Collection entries
** START **

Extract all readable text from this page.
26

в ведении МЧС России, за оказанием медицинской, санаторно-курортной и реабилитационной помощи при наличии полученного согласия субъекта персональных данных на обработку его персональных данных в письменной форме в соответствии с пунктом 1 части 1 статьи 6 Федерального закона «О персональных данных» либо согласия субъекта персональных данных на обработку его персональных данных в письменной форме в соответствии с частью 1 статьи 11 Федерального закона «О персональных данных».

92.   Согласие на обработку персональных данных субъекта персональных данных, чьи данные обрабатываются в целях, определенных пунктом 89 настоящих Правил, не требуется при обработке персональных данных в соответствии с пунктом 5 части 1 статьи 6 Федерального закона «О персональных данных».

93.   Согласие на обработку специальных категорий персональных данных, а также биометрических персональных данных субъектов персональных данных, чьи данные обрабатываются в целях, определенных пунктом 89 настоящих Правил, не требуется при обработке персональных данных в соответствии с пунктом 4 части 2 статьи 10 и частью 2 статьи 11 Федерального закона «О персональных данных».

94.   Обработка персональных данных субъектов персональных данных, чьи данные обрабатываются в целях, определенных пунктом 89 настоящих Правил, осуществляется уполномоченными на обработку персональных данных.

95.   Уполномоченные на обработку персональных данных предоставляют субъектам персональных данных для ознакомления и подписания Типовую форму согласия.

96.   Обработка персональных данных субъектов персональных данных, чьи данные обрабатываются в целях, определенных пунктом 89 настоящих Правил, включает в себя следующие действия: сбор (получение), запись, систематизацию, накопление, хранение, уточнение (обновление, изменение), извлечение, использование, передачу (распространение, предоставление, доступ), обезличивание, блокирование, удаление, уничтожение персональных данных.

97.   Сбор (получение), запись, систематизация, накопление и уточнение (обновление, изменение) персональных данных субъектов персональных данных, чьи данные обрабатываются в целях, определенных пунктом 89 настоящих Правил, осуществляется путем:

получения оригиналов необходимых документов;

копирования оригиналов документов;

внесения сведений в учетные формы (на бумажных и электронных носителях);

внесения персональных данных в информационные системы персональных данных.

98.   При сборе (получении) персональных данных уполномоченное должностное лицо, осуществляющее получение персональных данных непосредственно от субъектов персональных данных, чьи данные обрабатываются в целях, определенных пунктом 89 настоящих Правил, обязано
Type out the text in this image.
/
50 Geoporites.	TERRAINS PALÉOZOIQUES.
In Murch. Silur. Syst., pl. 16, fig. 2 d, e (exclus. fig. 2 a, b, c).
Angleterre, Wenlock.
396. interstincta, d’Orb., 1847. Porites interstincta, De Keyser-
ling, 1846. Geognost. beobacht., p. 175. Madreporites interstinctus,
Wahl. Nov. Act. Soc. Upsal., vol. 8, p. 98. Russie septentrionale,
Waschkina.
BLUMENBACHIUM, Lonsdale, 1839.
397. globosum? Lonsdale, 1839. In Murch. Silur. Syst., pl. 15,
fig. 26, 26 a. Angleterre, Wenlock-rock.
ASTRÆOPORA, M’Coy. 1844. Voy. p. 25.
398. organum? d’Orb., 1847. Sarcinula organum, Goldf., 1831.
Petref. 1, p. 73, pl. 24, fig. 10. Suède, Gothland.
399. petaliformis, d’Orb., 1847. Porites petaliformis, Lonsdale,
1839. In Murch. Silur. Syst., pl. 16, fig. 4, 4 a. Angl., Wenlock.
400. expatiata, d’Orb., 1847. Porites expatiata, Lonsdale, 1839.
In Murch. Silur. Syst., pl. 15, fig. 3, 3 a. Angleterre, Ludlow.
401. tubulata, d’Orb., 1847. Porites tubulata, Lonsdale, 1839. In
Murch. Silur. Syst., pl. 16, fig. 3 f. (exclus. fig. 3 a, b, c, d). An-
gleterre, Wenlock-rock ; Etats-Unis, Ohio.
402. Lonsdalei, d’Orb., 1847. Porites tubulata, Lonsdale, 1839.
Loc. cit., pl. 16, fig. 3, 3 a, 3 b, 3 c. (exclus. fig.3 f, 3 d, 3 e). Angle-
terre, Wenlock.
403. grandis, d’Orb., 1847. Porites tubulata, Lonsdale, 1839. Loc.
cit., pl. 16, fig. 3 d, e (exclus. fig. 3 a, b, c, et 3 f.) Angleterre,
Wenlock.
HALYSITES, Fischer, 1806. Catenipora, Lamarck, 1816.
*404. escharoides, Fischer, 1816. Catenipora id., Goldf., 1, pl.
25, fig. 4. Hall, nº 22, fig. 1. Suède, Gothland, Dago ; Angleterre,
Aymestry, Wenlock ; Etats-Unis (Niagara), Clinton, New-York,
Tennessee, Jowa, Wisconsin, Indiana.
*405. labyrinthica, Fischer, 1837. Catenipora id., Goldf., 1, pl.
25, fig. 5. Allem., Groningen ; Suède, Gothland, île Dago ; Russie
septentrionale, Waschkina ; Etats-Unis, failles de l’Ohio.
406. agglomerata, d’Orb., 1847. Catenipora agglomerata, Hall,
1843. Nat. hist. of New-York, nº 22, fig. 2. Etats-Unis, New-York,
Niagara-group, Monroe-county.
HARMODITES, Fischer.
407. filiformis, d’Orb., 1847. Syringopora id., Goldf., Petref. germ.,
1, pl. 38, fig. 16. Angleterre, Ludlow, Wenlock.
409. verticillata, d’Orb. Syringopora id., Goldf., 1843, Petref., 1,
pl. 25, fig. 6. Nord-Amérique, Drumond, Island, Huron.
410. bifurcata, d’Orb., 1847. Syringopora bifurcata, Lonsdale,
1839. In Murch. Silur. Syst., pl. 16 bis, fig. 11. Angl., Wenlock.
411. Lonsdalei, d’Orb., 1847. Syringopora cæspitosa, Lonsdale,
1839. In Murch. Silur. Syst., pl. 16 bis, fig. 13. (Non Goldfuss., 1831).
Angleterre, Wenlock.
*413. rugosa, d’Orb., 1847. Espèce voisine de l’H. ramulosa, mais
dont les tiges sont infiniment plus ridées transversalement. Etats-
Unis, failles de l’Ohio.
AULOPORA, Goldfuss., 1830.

** END **

:: Task to complete ::
Tally up the lines of the listing containing the word "Etats". Give only the total.

:: Task solution ::
5